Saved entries
▬▬▬▬▬▬

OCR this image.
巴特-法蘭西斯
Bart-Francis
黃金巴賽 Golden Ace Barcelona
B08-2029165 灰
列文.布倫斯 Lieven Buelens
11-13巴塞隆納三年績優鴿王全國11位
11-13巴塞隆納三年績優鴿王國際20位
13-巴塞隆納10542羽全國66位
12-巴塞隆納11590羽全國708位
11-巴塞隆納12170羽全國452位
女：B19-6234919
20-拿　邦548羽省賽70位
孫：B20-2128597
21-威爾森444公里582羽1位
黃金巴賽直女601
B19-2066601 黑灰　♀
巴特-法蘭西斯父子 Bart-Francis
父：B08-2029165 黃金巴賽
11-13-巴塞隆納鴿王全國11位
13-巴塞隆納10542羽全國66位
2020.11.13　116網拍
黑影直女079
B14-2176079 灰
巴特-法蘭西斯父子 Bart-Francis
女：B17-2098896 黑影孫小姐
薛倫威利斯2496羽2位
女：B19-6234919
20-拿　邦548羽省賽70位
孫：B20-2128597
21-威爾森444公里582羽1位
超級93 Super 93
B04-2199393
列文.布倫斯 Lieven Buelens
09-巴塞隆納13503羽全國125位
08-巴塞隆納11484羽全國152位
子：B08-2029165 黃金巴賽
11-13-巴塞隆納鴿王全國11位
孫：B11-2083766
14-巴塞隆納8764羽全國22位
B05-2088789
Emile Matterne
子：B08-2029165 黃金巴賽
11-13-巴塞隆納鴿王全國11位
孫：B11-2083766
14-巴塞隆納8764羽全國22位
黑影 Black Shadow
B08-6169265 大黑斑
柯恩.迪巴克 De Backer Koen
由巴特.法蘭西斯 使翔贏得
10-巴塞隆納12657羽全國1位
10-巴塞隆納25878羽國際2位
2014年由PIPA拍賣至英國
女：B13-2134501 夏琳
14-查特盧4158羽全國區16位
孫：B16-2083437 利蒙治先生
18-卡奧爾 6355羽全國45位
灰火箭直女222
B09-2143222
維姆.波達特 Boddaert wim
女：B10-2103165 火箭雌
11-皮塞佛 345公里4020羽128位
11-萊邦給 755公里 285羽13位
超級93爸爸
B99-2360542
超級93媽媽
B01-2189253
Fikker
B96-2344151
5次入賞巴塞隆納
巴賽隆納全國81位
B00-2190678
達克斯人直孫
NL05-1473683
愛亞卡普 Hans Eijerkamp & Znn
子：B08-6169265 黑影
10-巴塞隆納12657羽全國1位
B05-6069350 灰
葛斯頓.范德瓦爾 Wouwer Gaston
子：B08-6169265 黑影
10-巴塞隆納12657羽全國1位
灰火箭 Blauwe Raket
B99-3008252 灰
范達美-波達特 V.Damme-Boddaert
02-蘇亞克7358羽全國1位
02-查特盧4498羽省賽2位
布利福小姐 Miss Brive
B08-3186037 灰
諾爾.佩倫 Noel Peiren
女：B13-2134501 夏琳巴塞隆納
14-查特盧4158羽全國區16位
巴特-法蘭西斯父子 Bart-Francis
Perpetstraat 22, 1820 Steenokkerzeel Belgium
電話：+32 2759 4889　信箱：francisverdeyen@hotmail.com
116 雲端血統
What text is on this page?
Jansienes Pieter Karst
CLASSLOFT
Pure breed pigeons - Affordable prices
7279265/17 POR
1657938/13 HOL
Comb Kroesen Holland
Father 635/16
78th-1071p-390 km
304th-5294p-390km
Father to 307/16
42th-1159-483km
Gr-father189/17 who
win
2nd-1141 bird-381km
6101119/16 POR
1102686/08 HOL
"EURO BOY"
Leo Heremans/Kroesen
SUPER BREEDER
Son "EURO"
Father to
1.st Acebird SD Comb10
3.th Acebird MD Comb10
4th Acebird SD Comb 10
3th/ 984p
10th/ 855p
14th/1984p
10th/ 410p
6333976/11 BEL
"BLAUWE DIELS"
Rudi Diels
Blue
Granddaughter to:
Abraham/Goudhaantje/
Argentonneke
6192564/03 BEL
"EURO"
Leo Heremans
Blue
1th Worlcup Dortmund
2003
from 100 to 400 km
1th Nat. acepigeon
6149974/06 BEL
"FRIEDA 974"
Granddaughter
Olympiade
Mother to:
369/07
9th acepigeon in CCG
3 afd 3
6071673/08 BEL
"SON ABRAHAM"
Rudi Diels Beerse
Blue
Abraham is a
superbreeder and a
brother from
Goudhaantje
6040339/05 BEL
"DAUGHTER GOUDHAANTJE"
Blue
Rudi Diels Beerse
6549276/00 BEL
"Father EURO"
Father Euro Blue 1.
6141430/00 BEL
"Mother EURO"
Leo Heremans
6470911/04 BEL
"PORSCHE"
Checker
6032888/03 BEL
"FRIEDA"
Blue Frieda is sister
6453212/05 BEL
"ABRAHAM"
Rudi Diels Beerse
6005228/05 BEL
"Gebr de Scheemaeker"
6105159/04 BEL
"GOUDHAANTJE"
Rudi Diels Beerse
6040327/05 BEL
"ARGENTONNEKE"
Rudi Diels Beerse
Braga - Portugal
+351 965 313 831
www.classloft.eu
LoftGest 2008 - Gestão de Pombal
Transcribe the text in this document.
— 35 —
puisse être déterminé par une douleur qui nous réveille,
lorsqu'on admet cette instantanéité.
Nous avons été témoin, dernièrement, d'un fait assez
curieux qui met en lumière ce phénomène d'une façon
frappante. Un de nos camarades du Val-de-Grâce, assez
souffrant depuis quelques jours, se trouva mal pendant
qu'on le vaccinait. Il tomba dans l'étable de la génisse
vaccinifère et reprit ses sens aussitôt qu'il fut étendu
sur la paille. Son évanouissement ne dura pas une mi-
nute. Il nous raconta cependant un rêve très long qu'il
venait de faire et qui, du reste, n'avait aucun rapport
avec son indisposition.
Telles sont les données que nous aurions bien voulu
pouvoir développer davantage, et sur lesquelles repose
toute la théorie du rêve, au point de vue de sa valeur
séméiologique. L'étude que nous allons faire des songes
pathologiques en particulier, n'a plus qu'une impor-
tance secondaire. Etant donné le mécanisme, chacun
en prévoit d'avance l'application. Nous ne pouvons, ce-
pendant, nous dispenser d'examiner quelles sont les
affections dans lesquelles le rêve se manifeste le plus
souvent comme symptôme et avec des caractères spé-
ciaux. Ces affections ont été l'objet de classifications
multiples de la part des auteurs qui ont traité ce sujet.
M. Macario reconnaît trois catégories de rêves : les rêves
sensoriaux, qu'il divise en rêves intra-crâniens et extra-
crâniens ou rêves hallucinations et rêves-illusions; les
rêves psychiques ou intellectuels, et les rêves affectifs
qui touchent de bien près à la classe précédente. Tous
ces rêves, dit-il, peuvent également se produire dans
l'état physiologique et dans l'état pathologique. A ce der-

▬▬▬▬▬▬

→ **Exercise goal**
Set down the listing in full, keeping every word exactly as it is.

→ **Exercise result**
OCR this image.
巴特-法蘭西斯
Bart-Francis
黃金巴賽 Golden Ace Barcelona
B08-2029165 灰
列文.布倫斯 Lieven Buelens
11-13巴塞隆納三年績優鴿王全國11位
11-13巴塞隆納三年績優鴿王國際20位
13-巴塞隆納10542羽全國66位
12-巴塞隆納11590羽全國708位
11-巴塞隆納12170羽全國452位
女：B19-6234919
20-拿　邦548羽省賽70位
孫：B20-2128597
21-威爾森444公里582羽1位
黃金巴賽直女601
B19-2066601 黑灰　♀
巴特-法蘭西斯父子 Bart-Francis
父：B08-2029165 黃金巴賽
11-13-巴塞隆納鴿王全國11位
13-巴塞隆納10542羽全國66位
2020.11.13　116網拍
黑影直女079
B14-2176079 灰
巴特-法蘭西斯父子 Bart-Francis
女：B17-2098896 黑影孫小姐
薛倫威利斯2496羽2位
女：B19-6234919
20-拿　邦548羽省賽70位
孫：B20-2128597
21-威爾森444公里582羽1位
超級93 Super 93
B04-2199393
列文.布倫斯 Lieven Buelens
09-巴塞隆納13503羽全國125位
08-巴塞隆納11484羽全國152位
子：B08-2029165 黃金巴賽
11-13-巴塞隆納鴿王全國11位
孫：B11-2083766
14-巴塞隆納8764羽全國22位
B05-2088789
Emile Matterne
子：B08-2029165 黃金巴賽
11-13-巴塞隆納鴿王全國11位
孫：B11-2083766
14-巴塞隆納8764羽全國22位
黑影 Black Shadow
B08-6169265 大黑斑
柯恩.迪巴克 De Backer Koen
由巴特.法蘭西斯 使翔贏得
10-巴塞隆納12657羽全國1位
10-巴塞隆納25878羽國際2位
2014年由PIPA拍賣至英國
女：B13-2134501 夏琳
14-查特盧4158羽全國區16位
孫：B16-2083437 利蒙治先生
18-卡奧爾 6355羽全國45位
灰火箭直女222
B09-2143222
維姆.波達特 Boddaert wim
女：B10-2103165 火箭雌
11-皮塞佛 345公里4020羽128位
11-萊邦給 755公里 285羽13位
超級93爸爸
B99-2360542
超級93媽媽
B01-2189253
Fikker
B96-2344151
5次入賞巴塞隆納
巴賽隆納全國81位
B00-2190678
達克斯人直孫
NL05-1473683
愛亞卡普 Hans Eijerkamp & Znn
子：B08-6169265 黑影
10-巴塞隆納12657羽全國1位
B05-6069350 灰
葛斯頓.范德瓦爾 Wouwer Gaston
子：B08-6169265 黑影
10-巴塞隆納12657羽全國1位
灰火箭 Blauwe Raket
B99-3008252 灰
范達美-波達特 V.Damme-Boddaert
02-蘇亞克7358羽全國1位
02-查特盧4498羽省賽2位
布利福小姐 Miss Brive
B08-3186037 灰
諾爾.佩倫 Noel Peiren
女：B13-2134501 夏琳巴塞隆納
14-查特盧4158羽全國區16位
巴特-法蘭西斯父子 Bart-Francis
Perpetstraat 22, 1820 Steenokkerzeel Belgium
電話：+32 2759 4889　信箱：francisverdeyen@hotmail.com
116 雲端血統
What text is on this page?
Jansienes Pieter Karst
CLASSLOFT
Pure breed pigeons - Affordable prices
7279265/17 POR
1657938/13 HOL
Comb Kroesen Holland
Father 635/16
78th-1071p-390 km
304th-5294p-390km
Father to 307/16
42th-1159-483km
Gr-father189/17 who
win
2nd-1141 bird-381km
6101119/16 POR
1102686/08 HOL
"EURO BOY"
Leo Heremans/Kroesen
SUPER BREEDER
Son "EURO"
Father to
1.st Acebird SD Comb10
3.th Acebird MD Comb10
4th Acebird SD Comb 10
3th/ 984p
10th/ 855p
14th/1984p
10th/ 410p
6333976/11 BEL
"BLAUWE DIELS"
Rudi Diels
Blue
Granddaughter to:
Abraham/Goudhaantje/
Argentonneke
6192564/03 BEL
"EURO"
Leo Heremans
Blue
1th Worlcup Dortmund
2003
from 100 to 400 km
1th Nat. acepigeon
6149974/06 BEL
"FRIEDA 974"
Granddaughter
Olympiade
Mother to:
369/07
9th acepigeon in CCG
3 afd 3
6071673/08 BEL
"SON ABRAHAM"
Rudi Diels Beerse
Blue
Abraham is a
superbreeder and a
brother from
Goudhaantje
6040339/05 BEL
"DAUGHTER GOUDHAANTJE"
Blue
Rudi Diels Beerse
6549276/00 BEL
"Father EURO"
Father Euro Blue 1.
6141430/00 BEL
"Mother EURO"
Leo Heremans
6470911/04 BEL
"PORSCHE"
Checker
6032888/03 BEL
"FRIEDA"
Blue Frieda is sister
6453212/05 BEL
"ABRAHAM"
Rudi Diels Beerse
6005228/05 BEL
"Gebr de Scheemaeker"
6105159/04 BEL
"GOUDHAANTJE"
Rudi Diels Beerse
6040327/05 BEL
"ARGENTONNEKE"
Rudi Diels Beerse
Braga - Portugal
+351 965 313 831
www.classloft.eu
LoftGest 2008 - Gestão de Pombal
Transcribe the text in this document.
— 35 —
puisse être déterminé par une douleur qui nous réveille,
lorsqu'on admet cette instantanéité.
Nous avons été témoin, dernièrement, d'un fait assez
curieux qui met en lumière ce phénomène d'une façon
frappante. Un de nos camarades du Val-de-Grâce, assez
souffrant depuis quelques jours, se trouva mal pendant
qu'on le vaccinait. Il tomba dans l'étable de la génisse
vaccinifère et reprit ses sens aussitôt qu'il fut étendu
sur la paille. Son évanouissement ne dura pas une mi-
nute. Il nous raconta cependant un rêve très long qu'il
venait de faire et qui, du reste, n'avait aucun rapport
avec son indisposition.
Telles sont les données que nous aurions bien voulu
pouvoir développer davantage, et sur lesquelles repose
toute la théorie du rêve, au point de vue de sa valeur
séméiologique. L'étude que nous allons faire des songes
pathologiques en particulier, n'a plus qu'une impor-
tance secondaire. Etant donné le mécanisme, chacun
en prévoit d'avance l'application. Nous ne pouvons, ce-
pendant, nous dispenser d'examiner quelles sont les
affections dans lesquelles le rêve se manifeste le plus
souvent comme symptôme et avec des caractères spé-
ciaux. Ces affections ont été l'objet de classifications
multiples de la part des auteurs qui ont traité ce sujet.
M. Macario reconnaît trois catégories de rêves : les rêves
sensoriaux, qu'il divise en rêves intra-crâniens et extra-
crâniens ou rêves hallucinations et rêves-illusions; les
rêves psychiques ou intellectuels, et les rêves affectifs
qui touchent de bien près à la classe précédente. Tous
ces rêves, dit-il, peuvent également se produire dans
l'état physiologique et dans l'état pathologique. A ce der-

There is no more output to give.